::: Stored records

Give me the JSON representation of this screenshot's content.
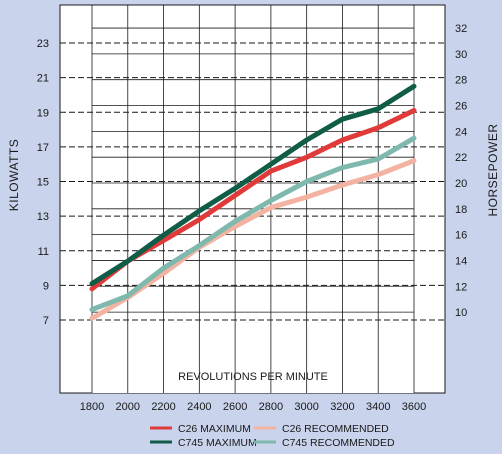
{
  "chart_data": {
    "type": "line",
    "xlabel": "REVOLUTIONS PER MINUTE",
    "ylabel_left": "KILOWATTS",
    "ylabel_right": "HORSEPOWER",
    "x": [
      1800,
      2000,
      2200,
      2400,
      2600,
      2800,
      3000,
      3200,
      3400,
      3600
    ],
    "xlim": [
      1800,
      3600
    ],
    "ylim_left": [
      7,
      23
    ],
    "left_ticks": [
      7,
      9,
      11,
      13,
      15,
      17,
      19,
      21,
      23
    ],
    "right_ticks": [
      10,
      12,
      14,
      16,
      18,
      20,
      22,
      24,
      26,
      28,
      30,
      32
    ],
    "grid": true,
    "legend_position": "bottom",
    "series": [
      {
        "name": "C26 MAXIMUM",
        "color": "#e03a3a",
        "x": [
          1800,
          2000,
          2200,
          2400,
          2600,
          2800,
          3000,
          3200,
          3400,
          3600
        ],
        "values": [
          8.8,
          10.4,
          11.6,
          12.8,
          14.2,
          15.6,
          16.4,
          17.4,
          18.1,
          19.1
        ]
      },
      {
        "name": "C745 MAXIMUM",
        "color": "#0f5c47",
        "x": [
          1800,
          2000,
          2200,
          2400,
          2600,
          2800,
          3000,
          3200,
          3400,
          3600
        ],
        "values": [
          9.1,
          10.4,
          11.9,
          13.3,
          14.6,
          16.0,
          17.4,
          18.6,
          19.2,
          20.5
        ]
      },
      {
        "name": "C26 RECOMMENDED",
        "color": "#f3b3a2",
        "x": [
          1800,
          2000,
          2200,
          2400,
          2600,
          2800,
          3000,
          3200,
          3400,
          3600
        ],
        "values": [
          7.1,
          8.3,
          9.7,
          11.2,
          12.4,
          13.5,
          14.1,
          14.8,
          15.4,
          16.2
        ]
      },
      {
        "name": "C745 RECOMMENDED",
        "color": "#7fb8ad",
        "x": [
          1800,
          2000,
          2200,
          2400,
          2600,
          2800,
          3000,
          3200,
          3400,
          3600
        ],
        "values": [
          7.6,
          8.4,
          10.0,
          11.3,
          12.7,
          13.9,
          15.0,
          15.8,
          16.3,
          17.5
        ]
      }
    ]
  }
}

::::::

### Your instructions:
Repeat each entry precisely as it appears. Leave the pictures out.

### Task output:
Give me the JSON representation of this screenshot's content.
{
  "chart_data": {
    "type": "line",
    "xlabel": "REVOLUTIONS PER MINUTE",
    "ylabel_left": "KILOWATTS",
    "ylabel_right": "HORSEPOWER",
    "x": [
      1800,
      2000,
      2200,
      2400,
      2600,
      2800,
      3000,
      3200,
      3400,
      3600
    ],
    "xlim": [
      1800,
      3600
    ],
    "ylim_left": [
      7,
      23
    ],
    "left_ticks": [
      7,
      9,
      11,
      13,
      15,
      17,
      19,
      21,
      23
    ],
    "right_ticks": [
      10,
      12,
      14,
      16,
      18,
      20,
      22,
      24,
      26,
      28,
      30,
      32
    ],
    "grid": true,
    "legend_position": "bottom",
    "series": [
      {
        "name": "C26 MAXIMUM",
        "color": "#e03a3a",
        "x": [
          1800,
          2000,
          2200,
          2400,
          2600,
          2800,
          3000,
          3200,
          3400,
          3600
        ],
        "values": [
          8.8,
          10.4,
          11.6,
          12.8,
          14.2,
          15.6,
          16.4,
          17.4,
          18.1,
          19.1
        ]
      },
      {
        "name": "C745 MAXIMUM",
        "color": "#0f5c47",
        "x": [
          1800,
          2000,
          2200,
          2400,
          2600,
          2800,
          3000,
          3200,
          3400,
          3600
        ],
        "values": [
          9.1,
          10.4,
          11.9,
          13.3,
          14.6,
          16.0,
          17.4,
          18.6,
          19.2,
          20.5
        ]
      },
      {
        "name": "C26 RECOMMENDED",
        "color": "#f3b3a2",
        "x": [
          1800,
          2000,
          2200,
          2400,
          2600,
          2800,
          3000,
          3200,
          3400,
          3600
        ],
        "values": [
          7.1,
          8.3,
          9.7,
          11.2,
          12.4,
          13.5,
          14.1,
          14.8,
          15.4,
          16.2
        ]
      },
      {
        "name": "C745 RECOMMENDED",
        "color": "#7fb8ad",
        "x": [
          1800,
          2000,
          2200,
          2400,
          2600,
          2800,
          3000,
          3200,
          3400,
          3600
        ],
        "values": [
          7.6,
          8.4,
          10.0,
          11.3,
          12.7,
          13.9,
          15.0,
          15.8,
          16.3,
          17.5
        ]
      }
    ]
  }
}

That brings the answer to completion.